Your goal: State the number of lines, and only that number, in which the word "name" appears.

(Excerpts from a figure dataset)
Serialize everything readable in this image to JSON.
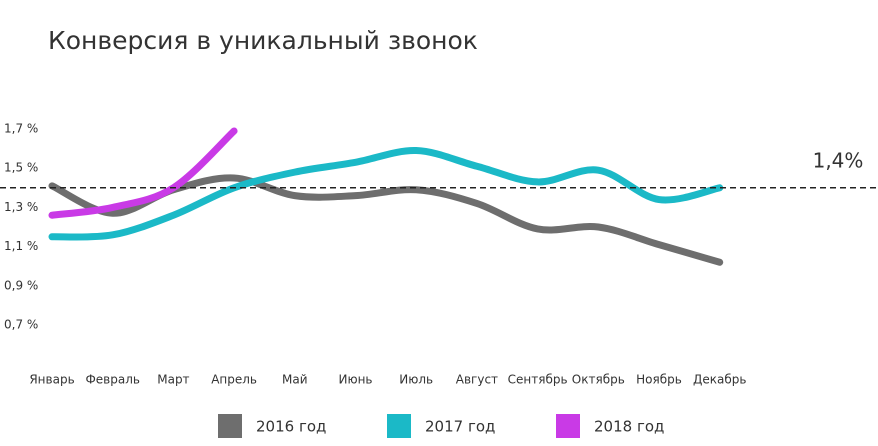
{
  "chart_data": {
    "type": "line",
    "title": "Конверсия в уникальный звонок",
    "categories": [
      "Январь",
      "Февраль",
      "Март",
      "Апрель",
      "Май",
      "Июнь",
      "Июль",
      "Август",
      "Сентябрь",
      "Октябрь",
      "Ноябрь",
      "Декабрь"
    ],
    "series": [
      {
        "name": "2016 год",
        "color": "#6e6e6e",
        "values": [
          1.41,
          1.27,
          1.39,
          1.45,
          1.36,
          1.36,
          1.39,
          1.32,
          1.19,
          1.2,
          1.11,
          1.02
        ]
      },
      {
        "name": "2017 год",
        "color": "#1bb9c7",
        "values": [
          1.15,
          1.16,
          1.26,
          1.4,
          1.48,
          1.53,
          1.59,
          1.51,
          1.43,
          1.49,
          1.34,
          1.4
        ]
      },
      {
        "name": "2018 год",
        "color": "#c93ae6",
        "values": [
          1.26,
          1.3,
          1.4,
          1.69,
          null,
          null,
          null,
          null,
          null,
          null,
          null,
          null
        ]
      }
    ],
    "ylim": [
      0.7,
      1.7
    ],
    "yticks": [
      {
        "value": 1.7,
        "label": "1,7 %"
      },
      {
        "value": 1.5,
        "label": "1,5 %"
      },
      {
        "value": 1.3,
        "label": "1,3 %"
      },
      {
        "value": 1.1,
        "label": "1,1 %"
      },
      {
        "value": 0.9,
        "label": "0,9 %"
      },
      {
        "value": 0.7,
        "label": "0,7 %"
      }
    ],
    "reference_line": {
      "value": 1.4,
      "label": "1,4%"
    },
    "grid": false,
    "legend": "bottom"
  }
}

Final answer: 3